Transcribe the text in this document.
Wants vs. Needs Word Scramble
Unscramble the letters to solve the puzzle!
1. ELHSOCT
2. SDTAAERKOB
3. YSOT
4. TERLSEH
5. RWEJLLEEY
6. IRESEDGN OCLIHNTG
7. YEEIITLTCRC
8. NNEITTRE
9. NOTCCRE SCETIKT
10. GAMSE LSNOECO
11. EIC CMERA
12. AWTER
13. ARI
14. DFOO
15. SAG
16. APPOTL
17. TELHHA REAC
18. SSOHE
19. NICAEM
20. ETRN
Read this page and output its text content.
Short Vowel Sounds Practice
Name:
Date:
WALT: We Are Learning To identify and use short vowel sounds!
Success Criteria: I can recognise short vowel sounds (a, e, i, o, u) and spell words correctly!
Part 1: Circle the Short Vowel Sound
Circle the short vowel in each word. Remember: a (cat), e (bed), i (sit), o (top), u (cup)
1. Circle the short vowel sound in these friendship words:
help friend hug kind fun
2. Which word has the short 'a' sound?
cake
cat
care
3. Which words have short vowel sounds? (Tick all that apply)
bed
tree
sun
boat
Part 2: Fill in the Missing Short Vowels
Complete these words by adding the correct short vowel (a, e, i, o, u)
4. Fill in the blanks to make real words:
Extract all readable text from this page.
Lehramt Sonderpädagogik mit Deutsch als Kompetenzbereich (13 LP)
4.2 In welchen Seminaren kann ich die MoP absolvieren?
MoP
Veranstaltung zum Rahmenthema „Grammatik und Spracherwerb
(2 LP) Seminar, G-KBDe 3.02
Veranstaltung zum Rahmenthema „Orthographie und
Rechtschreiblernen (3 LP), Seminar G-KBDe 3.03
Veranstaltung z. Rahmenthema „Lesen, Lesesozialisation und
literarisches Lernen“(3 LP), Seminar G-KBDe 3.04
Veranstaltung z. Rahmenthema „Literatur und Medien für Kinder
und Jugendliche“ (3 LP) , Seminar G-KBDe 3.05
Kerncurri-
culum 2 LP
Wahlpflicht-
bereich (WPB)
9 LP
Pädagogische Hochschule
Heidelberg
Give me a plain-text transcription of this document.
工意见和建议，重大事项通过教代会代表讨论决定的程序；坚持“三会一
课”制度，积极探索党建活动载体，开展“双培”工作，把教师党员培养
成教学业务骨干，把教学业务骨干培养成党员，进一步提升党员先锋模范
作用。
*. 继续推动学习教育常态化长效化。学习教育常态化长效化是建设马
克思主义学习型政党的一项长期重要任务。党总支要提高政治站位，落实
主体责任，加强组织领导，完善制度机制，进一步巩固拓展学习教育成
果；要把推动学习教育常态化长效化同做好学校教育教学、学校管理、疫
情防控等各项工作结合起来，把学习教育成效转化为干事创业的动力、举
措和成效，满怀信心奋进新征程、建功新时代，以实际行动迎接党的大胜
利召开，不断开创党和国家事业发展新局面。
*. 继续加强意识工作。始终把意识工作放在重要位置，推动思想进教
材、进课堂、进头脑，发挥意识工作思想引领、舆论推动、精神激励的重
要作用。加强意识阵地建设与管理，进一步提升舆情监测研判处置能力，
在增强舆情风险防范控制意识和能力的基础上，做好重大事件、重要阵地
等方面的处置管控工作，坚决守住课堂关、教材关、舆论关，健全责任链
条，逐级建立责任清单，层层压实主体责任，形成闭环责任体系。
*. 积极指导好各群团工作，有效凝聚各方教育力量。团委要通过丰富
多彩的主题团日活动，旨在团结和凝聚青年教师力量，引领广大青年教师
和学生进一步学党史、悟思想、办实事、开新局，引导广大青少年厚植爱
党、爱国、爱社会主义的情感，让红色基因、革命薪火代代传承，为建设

============

* **Written exercise**
Write the data out again in full and exactly.

* **Answer to this problem**
Transcribe the text in this document.
Wants vs. Needs Word Scramble
Unscramble the letters to solve the puzzle!
1. ELHSOCT
2. SDTAAERKOB
3. YSOT
4. TERLSEH
5. RWEJLLEEY
6. IRESEDGN OCLIHNTG
7. YEEIITLTCRC
8. NNEITTRE
9. NOTCCRE SCETIKT
10. GAMSE LSNOECO
11. EIC CMERA
12. AWTER
13. ARI
14. DFOO
15. SAG
16. APPOTL
17. TELHHA REAC
18. SSOHE
19. NICAEM
20. ETRN
Read this page and output its text content.
Short Vowel Sounds Practice
Name:
Date:
WALT: We Are Learning To identify and use short vowel sounds!
Success Criteria: I can recognise short vowel sounds (a, e, i, o, u) and spell words correctly!
Part 1: Circle the Short Vowel Sound
Circle the short vowel in each word. Remember: a (cat), e (bed), i (sit), o (top), u (cup)
1. Circle the short vowel sound in these friendship words:
help friend hug kind fun
2. Which word has the short 'a' sound?
cake
cat
care
3. Which words have short vowel sounds? (Tick all that apply)
bed
tree
sun
boat
Part 2: Fill in the Missing Short Vowels
Complete these words by adding the correct short vowel (a, e, i, o, u)
4. Fill in the blanks to make real words:
Extract all readable text from this page.
Lehramt Sonderpädagogik mit Deutsch als Kompetenzbereich (13 LP)
4.2 In welchen Seminaren kann ich die MoP absolvieren?
MoP
Veranstaltung zum Rahmenthema „Grammatik und Spracherwerb
(2 LP) Seminar, G-KBDe 3.02
Veranstaltung zum Rahmenthema „Orthographie und
Rechtschreiblernen (3 LP), Seminar G-KBDe 3.03
Veranstaltung z. Rahmenthema „Lesen, Lesesozialisation und
literarisches Lernen“(3 LP), Seminar G-KBDe 3.04
Veranstaltung z. Rahmenthema „Literatur und Medien für Kinder
und Jugendliche“ (3 LP) , Seminar G-KBDe 3.05
Kerncurri-
culum 2 LP
Wahlpflicht-
bereich (WPB)
9 LP
Pädagogische Hochschule
Heidelberg
Give me a plain-text transcription of this document.
工意见和建议，重大事项通过教代会代表讨论决定的程序；坚持“三会一
课”制度，积极探索党建活动载体，开展“双培”工作，把教师党员培养
成教学业务骨干，把教学业务骨干培养成党员，进一步提升党员先锋模范
作用。
*. 继续推动学习教育常态化长效化。学习教育常态化长效化是建设马
克思主义学习型政党的一项长期重要任务。党总支要提高政治站位，落实
主体责任，加强组织领导，完善制度机制，进一步巩固拓展学习教育成
果；要把推动学习教育常态化长效化同做好学校教育教学、学校管理、疫
情防控等各项工作结合起来，把学习教育成效转化为干事创业的动力、举
措和成效，满怀信心奋进新征程、建功新时代，以实际行动迎接党的大胜
利召开，不断开创党和国家事业发展新局面。
*. 继续加强意识工作。始终把意识工作放在重要位置，推动思想进教
材、进课堂、进头脑，发挥意识工作思想引领、舆论推动、精神激励的重
要作用。加强意识阵地建设与管理，进一步提升舆情监测研判处置能力，
在增强舆情风险防范控制意识和能力的基础上，做好重大事件、重要阵地
等方面的处置管控工作，坚决守住课堂关、教材关、舆论关，健全责任链
条，逐级建立责任清单，层层压实主体责任，形成闭环责任体系。
*. 积极指导好各群团工作，有效凝聚各方教育力量。团委要通过丰富
多彩的主题团日活动，旨在团结和凝聚青年教师力量，引领广大青年教师
和学生进一步学党史、悟思想、办实事、开新局，引导广大青少年厚植爱
党、爱国、爱社会主义的情感，让红色基因、革命薪火代代传承，为建设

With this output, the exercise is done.